Within the records below, find each line that holds the string "opengroup", then copy it.

Some records:
========================

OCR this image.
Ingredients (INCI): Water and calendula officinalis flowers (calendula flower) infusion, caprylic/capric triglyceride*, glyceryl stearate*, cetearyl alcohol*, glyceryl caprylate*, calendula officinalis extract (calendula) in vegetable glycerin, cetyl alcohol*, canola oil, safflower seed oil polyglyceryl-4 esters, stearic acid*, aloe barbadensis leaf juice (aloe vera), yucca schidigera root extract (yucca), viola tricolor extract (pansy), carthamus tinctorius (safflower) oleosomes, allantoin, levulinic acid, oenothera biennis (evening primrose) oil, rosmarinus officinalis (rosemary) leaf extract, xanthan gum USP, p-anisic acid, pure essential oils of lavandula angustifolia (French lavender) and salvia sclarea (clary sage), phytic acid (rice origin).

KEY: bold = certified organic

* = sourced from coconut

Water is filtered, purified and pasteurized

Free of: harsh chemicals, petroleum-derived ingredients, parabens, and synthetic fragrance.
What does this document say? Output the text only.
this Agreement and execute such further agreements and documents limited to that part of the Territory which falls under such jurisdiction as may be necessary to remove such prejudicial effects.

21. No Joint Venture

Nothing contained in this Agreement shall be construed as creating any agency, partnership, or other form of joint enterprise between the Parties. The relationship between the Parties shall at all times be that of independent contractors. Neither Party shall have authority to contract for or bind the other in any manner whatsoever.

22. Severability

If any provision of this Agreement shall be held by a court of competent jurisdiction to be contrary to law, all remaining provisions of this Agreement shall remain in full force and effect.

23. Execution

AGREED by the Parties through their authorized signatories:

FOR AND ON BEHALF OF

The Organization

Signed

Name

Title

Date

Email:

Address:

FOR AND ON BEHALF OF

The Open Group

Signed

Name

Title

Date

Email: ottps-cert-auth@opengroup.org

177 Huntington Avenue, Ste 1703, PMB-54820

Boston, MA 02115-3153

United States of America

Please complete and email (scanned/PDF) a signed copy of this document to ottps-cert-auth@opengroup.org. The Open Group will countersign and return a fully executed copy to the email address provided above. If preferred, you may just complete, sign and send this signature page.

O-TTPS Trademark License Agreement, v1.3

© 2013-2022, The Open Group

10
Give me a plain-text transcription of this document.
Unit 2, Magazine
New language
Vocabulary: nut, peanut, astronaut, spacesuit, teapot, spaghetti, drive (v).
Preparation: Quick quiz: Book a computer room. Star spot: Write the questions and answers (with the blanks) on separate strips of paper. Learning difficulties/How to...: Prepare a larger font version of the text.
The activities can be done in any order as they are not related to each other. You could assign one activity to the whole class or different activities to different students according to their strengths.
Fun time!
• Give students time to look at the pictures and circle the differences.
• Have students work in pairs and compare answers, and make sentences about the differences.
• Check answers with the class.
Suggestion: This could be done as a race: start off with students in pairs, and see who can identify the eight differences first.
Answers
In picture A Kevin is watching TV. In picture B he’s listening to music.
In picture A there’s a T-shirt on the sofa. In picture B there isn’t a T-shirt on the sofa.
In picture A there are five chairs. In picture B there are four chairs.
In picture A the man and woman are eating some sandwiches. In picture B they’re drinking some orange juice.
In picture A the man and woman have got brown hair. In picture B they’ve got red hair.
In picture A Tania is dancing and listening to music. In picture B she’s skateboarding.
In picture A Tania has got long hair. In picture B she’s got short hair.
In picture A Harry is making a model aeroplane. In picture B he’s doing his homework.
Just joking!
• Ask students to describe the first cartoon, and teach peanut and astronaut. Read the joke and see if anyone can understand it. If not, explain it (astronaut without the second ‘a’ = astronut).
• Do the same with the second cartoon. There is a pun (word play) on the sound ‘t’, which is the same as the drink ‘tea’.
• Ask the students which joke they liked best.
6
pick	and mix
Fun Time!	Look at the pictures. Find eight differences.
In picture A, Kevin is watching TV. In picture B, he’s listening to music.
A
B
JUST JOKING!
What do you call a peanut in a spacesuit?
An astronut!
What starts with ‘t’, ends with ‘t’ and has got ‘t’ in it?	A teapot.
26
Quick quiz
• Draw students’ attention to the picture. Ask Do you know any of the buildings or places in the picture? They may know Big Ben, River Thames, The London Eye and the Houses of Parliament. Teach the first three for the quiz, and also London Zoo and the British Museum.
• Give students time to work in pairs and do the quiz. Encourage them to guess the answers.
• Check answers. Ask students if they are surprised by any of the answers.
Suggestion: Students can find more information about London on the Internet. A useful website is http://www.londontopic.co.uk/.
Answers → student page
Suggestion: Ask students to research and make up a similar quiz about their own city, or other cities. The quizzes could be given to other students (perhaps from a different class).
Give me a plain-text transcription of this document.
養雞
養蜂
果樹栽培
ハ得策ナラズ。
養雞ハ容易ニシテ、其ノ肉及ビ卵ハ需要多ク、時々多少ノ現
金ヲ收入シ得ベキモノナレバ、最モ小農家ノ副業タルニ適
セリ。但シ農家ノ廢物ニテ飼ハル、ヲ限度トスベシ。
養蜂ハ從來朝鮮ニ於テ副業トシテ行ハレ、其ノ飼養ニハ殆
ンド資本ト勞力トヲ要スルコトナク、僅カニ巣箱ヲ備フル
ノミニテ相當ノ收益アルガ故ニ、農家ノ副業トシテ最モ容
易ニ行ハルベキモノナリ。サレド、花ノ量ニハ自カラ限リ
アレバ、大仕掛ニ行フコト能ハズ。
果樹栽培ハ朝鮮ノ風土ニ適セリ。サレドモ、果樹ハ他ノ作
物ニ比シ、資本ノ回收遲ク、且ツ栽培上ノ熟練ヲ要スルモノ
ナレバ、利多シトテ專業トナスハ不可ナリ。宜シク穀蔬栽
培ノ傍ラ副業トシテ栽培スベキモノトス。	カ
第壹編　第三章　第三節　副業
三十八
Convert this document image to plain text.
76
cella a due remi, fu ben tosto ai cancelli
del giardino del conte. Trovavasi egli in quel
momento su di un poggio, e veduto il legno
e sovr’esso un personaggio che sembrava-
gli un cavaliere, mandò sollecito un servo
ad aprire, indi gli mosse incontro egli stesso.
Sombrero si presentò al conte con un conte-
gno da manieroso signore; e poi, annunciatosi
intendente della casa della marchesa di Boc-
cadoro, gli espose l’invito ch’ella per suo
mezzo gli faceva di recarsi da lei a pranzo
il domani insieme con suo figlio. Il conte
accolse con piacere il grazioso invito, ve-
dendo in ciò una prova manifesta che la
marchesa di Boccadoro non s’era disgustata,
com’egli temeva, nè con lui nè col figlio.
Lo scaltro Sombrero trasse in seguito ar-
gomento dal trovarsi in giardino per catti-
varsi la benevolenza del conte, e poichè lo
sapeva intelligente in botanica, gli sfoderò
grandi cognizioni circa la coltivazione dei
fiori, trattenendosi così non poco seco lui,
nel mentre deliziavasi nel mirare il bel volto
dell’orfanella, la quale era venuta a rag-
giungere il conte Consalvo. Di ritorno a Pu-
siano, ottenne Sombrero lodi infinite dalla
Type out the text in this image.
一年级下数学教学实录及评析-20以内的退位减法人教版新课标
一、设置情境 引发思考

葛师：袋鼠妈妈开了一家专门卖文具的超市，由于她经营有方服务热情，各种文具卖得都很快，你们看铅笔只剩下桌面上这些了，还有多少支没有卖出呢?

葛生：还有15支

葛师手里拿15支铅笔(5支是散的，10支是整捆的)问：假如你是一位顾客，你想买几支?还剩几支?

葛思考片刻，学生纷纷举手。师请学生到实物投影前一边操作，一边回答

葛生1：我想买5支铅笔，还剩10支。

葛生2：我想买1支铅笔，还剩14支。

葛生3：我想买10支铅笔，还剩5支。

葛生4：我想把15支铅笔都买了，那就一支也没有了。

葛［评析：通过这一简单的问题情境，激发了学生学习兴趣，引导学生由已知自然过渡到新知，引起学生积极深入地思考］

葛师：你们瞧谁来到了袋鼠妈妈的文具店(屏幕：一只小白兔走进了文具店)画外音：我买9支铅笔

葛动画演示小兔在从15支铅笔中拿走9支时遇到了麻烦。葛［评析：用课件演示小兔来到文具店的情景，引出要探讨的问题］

========================

Exercise answer ▸
Email: ottps-cert-auth@opengroup.org
Please complete and email (scanned/PDF) a signed copy of this document to ottps-cert-auth@opengroup.org. The Open Group will countersign and return a fully executed copy to the email address provided above. If preferred, you may just complete, sign and send this signature page.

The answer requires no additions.